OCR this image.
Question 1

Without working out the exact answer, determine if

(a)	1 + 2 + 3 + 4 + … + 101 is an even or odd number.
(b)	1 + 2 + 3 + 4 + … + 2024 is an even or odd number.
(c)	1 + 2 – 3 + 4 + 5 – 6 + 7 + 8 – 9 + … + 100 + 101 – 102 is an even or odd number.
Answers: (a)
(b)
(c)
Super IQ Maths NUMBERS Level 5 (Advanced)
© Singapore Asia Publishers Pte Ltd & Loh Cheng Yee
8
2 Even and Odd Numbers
———
Write down every line of the data exactly as it appears above.

OCR this image.
Question 1

Without working out the exact answer, determine if

(a)	1 + 2 + 3 + 4 + … + 101 is an even or odd number.
(b)	1 + 2 + 3 + 4 + … + 2024 is an even or odd number.
(c)	1 + 2 – 3 + 4 + 5 – 6 + 7 + 8 – 9 + … + 100 + 101 – 102 is an even or odd number.
Answers: (a)
(b)
(c)
Super IQ Maths NUMBERS Level 5 (Advanced)
© Singapore Asia Publishers Pte Ltd & Loh Cheng Yee
8
2 Even and Odd Numbers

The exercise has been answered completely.